Source records
————————

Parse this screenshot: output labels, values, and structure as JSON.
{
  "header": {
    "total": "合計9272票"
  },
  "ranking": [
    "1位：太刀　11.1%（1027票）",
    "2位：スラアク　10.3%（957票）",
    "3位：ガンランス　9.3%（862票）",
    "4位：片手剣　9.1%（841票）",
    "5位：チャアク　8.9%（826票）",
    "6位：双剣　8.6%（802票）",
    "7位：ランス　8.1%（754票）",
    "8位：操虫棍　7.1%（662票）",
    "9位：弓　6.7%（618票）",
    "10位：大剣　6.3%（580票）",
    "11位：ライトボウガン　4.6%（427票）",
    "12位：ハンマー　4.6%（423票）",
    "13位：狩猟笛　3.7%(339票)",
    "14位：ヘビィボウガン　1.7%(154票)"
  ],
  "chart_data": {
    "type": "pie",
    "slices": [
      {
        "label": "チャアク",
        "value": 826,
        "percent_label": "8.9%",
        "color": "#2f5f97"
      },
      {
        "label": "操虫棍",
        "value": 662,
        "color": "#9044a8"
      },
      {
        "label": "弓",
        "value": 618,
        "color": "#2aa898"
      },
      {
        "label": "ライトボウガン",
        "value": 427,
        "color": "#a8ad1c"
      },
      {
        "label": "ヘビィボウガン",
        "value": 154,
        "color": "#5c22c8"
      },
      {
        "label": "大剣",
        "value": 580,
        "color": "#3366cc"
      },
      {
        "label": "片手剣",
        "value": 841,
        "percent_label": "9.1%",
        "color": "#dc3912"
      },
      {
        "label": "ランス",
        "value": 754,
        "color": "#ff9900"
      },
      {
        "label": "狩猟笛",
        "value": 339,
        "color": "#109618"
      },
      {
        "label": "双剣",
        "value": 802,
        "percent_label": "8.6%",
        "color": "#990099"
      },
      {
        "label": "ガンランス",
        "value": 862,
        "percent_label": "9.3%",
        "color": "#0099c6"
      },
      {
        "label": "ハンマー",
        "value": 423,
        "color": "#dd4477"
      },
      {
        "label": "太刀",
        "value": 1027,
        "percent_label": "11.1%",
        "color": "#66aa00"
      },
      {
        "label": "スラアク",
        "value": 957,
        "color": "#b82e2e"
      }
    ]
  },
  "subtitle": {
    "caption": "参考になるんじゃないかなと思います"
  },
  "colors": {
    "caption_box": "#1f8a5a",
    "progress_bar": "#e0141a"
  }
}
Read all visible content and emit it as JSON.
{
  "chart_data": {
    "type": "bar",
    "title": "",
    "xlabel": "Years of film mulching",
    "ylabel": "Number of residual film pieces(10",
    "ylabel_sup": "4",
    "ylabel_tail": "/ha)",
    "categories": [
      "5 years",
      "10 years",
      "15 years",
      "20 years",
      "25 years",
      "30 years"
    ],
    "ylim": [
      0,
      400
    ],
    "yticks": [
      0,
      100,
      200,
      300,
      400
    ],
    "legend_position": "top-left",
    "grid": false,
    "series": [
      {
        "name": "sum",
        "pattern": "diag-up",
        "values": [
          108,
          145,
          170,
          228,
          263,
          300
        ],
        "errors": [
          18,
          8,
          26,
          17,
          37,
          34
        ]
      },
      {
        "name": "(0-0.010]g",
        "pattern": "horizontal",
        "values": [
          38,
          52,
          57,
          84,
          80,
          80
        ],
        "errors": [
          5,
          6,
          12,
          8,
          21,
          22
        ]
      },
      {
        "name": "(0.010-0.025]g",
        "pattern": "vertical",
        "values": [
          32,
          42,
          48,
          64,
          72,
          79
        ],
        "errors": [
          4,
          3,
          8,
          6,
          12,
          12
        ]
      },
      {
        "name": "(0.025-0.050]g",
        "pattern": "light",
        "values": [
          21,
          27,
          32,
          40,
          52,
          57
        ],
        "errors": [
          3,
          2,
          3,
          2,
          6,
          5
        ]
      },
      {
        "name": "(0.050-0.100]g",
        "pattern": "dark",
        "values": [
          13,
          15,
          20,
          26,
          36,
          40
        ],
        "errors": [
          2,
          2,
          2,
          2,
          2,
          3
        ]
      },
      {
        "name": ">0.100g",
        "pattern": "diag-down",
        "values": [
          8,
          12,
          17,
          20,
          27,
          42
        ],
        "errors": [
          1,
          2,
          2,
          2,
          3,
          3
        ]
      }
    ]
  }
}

————————

## Given task
Extract all lines as given.

## Answer to this exercise
Parse this screenshot: output labels, values, and structure as JSON.
{
  "header": {
    "total": "合計9272票"
  },
  "ranking": [
    "1位：太刀　11.1%（1027票）",
    "2位：スラアク　10.3%（957票）",
    "3位：ガンランス　9.3%（862票）",
    "4位：片手剣　9.1%（841票）",
    "5位：チャアク　8.9%（826票）",
    "6位：双剣　8.6%（802票）",
    "7位：ランス　8.1%（754票）",
    "8位：操虫棍　7.1%（662票）",
    "9位：弓　6.7%（618票）",
    "10位：大剣　6.3%（580票）",
    "11位：ライトボウガン　4.6%（427票）",
    "12位：ハンマー　4.6%（423票）",
    "13位：狩猟笛　3.7%(339票)",
    "14位：ヘビィボウガン　1.7%(154票)"
  ],
  "chart_data": {
    "type": "pie",
    "slices": [
      {
        "label": "チャアク",
        "value": 826,
        "percent_label": "8.9%",
        "color": "#2f5f97"
      },
      {
        "label": "操虫棍",
        "value": 662,
        "color": "#9044a8"
      },
      {
        "label": "弓",
        "value": 618,
        "color": "#2aa898"
      },
      {
        "label": "ライトボウガン",
        "value": 427,
        "color": "#a8ad1c"
      },
      {
        "label": "ヘビィボウガン",
        "value": 154,
        "color": "#5c22c8"
      },
      {
        "label": "大剣",
        "value": 580,
        "color": "#3366cc"
      },
      {
        "label": "片手剣",
        "value": 841,
        "percent_label": "9.1%",
        "color": "#dc3912"
      },
      {
        "label": "ランス",
        "value": 754,
        "color": "#ff9900"
      },
      {
        "label": "狩猟笛",
        "value": 339,
        "color": "#109618"
      },
      {
        "label": "双剣",
        "value": 802,
        "percent_label": "8.6%",
        "color": "#990099"
      },
      {
        "label": "ガンランス",
        "value": 862,
        "percent_label": "9.3%",
        "color": "#0099c6"
      },
      {
        "label": "ハンマー",
        "value": 423,
        "color": "#dd4477"
      },
      {
        "label": "太刀",
        "value": 1027,
        "percent_label": "11.1%",
        "color": "#66aa00"
      },
      {
        "label": "スラアク",
        "value": 957,
        "color": "#b82e2e"
      }
    ]
  },
  "subtitle": {
    "caption": "参考になるんじゃないかなと思います"
  },
  "colors": {
    "caption_box": "#1f8a5a",
    "progress_bar": "#e0141a"
  }
}
Read all visible content and emit it as JSON.
{
  "chart_data": {
    "type": "bar",
    "title": "",
    "xlabel": "Years of film mulching",
    "ylabel": "Number of residual film pieces(10",
    "ylabel_sup": "4",
    "ylabel_tail": "/ha)",
    "categories": [
      "5 years",
      "10 years",
      "15 years",
      "20 years",
      "25 years",
      "30 years"
    ],
    "ylim": [
      0,
      400
    ],
    "yticks": [
      0,
      100,
      200,
      300,
      400
    ],
    "legend_position": "top-left",
    "grid": false,
    "series": [
      {
        "name": "sum",
        "pattern": "diag-up",
        "values": [
          108,
          145,
          170,
          228,
          263,
          300
        ],
        "errors": [
          18,
          8,
          26,
          17,
          37,
          34
        ]
      },
      {
        "name": "(0-0.010]g",
        "pattern": "horizontal",
        "values": [
          38,
          52,
          57,
          84,
          80,
          80
        ],
        "errors": [
          5,
          6,
          12,
          8,
          21,
          22
        ]
      },
      {
        "name": "(0.010-0.025]g",
        "pattern": "vertical",
        "values": [
          32,
          42,
          48,
          64,
          72,
          79
        ],
        "errors": [
          4,
          3,
          8,
          6,
          12,
          12
        ]
      },
      {
        "name": "(0.025-0.050]g",
        "pattern": "light",
        "values": [
          21,
          27,
          32,
          40,
          52,
          57
        ],
        "errors": [
          3,
          2,
          3,
          2,
          6,
          5
        ]
      },
      {
        "name": "(0.050-0.100]g",
        "pattern": "dark",
        "values": [
          13,
          15,
          20,
          26,
          36,
          40
        ],
        "errors": [
          2,
          2,
          2,
          2,
          2,
          3
        ]
      },
      {
        "name": ">0.100g",
        "pattern": "diag-down",
        "values": [
          8,
          12,
          17,
          20,
          27,
          42
        ],
        "errors": [
          1,
          2,
          2,
          2,
          3,
          3
        ]
      }
    ]
  }
}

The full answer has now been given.